━━ Input material
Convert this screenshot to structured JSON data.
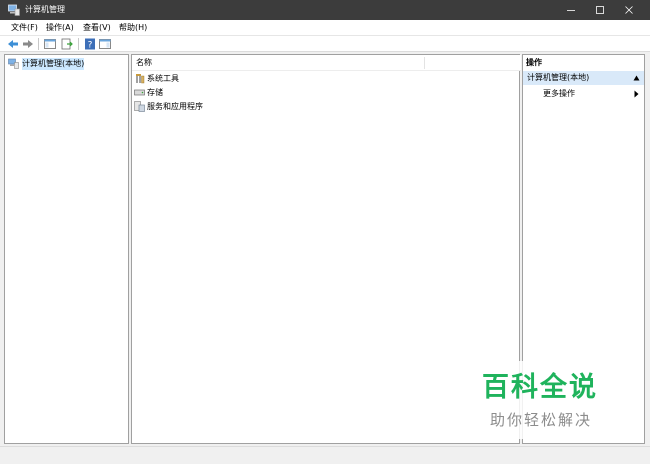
{
  "window": {
    "title": "计算机管理",
    "icon": "computer-management-icon",
    "titlebar_color": "#3c3c3c",
    "controls": [
      "minimize-icon",
      "maximize-icon",
      "close-icon"
    ]
  },
  "menubar": {
    "items": [
      {
        "label": "文件(F)"
      },
      {
        "label": "操作(A)"
      },
      {
        "label": "查看(V)"
      },
      {
        "label": "帮助(H)"
      }
    ]
  },
  "toolbar": {
    "buttons": [
      "back-arrow-icon",
      "forward-arrow-icon",
      "show-hide-tree-icon",
      "export-list-icon",
      "help-icon",
      "show-hide-action-pane-icon"
    ]
  },
  "tree": {
    "items": [
      {
        "label": "计算机管理(本地)",
        "icon": "computer-management-icon",
        "selected": true
      }
    ],
    "selection_color": "#cce8ff"
  },
  "main": {
    "column_header": "名称",
    "rows": [
      {
        "label": "系统工具",
        "icon": "system-tools-icon"
      },
      {
        "label": "存储",
        "icon": "storage-icon"
      },
      {
        "label": "服务和应用程序",
        "icon": "services-apps-icon"
      }
    ]
  },
  "actions": {
    "title": "操作",
    "section": {
      "label": "计算机管理(本地)",
      "color": "#d9e9f9"
    },
    "items": [
      {
        "label": "更多操作"
      }
    ]
  },
  "watermark": {
    "title": "百科全说",
    "subtitle": "助你轻松解决",
    "title_color": "#1fb35c"
  }
}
━━━━
◆ Task to carry out ◆
Repeat the listing verbatim. Skip the pictures.

◆ Exercise solution ◆
Convert this screenshot to structured JSON data.
{
  "window": {
    "title": "计算机管理",
    "icon": "computer-management-icon",
    "titlebar_color": "#3c3c3c",
    "controls": [
      "minimize-icon",
      "maximize-icon",
      "close-icon"
    ]
  },
  "menubar": {
    "items": [
      {
        "label": "文件(F)"
      },
      {
        "label": "操作(A)"
      },
      {
        "label": "查看(V)"
      },
      {
        "label": "帮助(H)"
      }
    ]
  },
  "toolbar": {
    "buttons": [
      "back-arrow-icon",
      "forward-arrow-icon",
      "show-hide-tree-icon",
      "export-list-icon",
      "help-icon",
      "show-hide-action-pane-icon"
    ]
  },
  "tree": {
    "items": [
      {
        "label": "计算机管理(本地)",
        "icon": "computer-management-icon",
        "selected": true
      }
    ],
    "selection_color": "#cce8ff"
  },
  "main": {
    "column_header": "名称",
    "rows": [
      {
        "label": "系统工具",
        "icon": "system-tools-icon"
      },
      {
        "label": "存储",
        "icon": "storage-icon"
      },
      {
        "label": "服务和应用程序",
        "icon": "services-apps-icon"
      }
    ]
  },
  "actions": {
    "title": "操作",
    "section": {
      "label": "计算机管理(本地)",
      "color": "#d9e9f9"
    },
    "items": [
      {
        "label": "更多操作"
      }
    ]
  },
  "watermark": {
    "title": "百科全说",
    "subtitle": "助你轻松解决",
    "title_color": "#1fb35c"
  }
}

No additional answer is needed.